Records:
- - - - -

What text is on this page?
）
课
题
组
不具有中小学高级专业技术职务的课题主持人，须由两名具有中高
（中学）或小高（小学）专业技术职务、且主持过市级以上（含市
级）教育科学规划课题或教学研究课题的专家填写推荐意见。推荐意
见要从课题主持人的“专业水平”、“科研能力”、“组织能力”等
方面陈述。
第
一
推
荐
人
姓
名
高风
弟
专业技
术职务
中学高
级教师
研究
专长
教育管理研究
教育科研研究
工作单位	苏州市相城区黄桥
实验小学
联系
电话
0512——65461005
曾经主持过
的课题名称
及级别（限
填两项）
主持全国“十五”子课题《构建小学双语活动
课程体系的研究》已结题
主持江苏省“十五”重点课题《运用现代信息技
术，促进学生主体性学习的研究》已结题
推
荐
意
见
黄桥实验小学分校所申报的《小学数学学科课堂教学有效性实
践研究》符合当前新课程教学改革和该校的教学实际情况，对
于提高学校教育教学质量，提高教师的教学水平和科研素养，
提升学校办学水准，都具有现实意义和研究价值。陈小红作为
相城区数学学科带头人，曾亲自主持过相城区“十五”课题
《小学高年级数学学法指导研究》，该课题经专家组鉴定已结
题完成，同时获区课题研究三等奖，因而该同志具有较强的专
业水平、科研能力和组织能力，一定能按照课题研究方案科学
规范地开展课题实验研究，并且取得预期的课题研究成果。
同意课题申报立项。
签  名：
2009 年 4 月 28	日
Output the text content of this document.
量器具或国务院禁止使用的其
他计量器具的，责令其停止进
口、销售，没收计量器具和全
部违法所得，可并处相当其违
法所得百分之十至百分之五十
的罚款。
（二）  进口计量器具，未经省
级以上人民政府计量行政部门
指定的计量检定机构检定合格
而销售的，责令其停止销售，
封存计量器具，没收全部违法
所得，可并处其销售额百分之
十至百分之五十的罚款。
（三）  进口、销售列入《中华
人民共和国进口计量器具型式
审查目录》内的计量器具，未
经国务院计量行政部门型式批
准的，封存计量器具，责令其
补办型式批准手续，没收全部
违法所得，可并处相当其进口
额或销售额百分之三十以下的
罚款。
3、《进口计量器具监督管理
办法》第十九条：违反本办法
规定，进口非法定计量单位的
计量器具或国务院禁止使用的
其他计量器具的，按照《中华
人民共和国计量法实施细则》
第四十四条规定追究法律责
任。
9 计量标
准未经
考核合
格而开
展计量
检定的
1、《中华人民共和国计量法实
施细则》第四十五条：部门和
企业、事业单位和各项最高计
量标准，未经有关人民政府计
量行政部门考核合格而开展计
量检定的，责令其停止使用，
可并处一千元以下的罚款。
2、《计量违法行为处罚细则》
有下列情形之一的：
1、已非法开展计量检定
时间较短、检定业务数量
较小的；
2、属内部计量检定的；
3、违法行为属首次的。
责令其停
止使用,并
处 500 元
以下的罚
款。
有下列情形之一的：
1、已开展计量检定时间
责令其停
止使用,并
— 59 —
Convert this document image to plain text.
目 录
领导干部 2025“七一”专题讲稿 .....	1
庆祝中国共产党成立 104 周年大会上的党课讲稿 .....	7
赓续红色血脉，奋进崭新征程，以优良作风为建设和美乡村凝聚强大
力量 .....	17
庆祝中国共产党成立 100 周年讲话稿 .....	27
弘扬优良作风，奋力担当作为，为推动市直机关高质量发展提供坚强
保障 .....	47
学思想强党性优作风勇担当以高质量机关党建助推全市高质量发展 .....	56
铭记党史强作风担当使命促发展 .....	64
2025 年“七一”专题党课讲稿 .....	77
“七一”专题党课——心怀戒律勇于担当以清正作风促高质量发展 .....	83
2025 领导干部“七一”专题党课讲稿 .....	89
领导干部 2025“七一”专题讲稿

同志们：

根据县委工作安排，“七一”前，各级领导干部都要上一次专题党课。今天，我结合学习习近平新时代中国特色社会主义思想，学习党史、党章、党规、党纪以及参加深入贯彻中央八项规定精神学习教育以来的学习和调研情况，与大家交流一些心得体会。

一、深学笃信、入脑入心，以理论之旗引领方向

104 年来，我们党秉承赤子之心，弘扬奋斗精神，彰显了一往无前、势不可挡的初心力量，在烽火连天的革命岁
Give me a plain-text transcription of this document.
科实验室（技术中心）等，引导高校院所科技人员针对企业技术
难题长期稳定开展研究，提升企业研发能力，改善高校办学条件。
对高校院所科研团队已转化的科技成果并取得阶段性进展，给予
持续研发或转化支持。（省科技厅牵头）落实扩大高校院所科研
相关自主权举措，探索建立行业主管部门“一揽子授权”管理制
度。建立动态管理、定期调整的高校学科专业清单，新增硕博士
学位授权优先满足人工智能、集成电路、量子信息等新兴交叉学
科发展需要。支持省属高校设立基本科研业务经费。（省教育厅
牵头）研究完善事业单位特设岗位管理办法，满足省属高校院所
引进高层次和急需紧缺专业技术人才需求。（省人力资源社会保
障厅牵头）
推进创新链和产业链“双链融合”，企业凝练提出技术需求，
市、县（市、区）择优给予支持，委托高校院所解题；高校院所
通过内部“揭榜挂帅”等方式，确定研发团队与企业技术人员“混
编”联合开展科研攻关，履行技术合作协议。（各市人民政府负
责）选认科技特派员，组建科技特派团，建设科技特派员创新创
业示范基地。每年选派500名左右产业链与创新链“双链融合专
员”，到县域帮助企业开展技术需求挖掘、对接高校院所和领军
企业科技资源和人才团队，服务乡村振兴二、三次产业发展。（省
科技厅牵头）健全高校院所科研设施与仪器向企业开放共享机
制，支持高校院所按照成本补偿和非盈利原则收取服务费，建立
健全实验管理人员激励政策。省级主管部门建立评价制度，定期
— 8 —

- - - - -

Show each line of the listing that holds the string "text".

■ Result below ■
What text is on this page?
Output the text content of this document.
Convert this document image to plain text.
Give me a plain-text transcription of this document.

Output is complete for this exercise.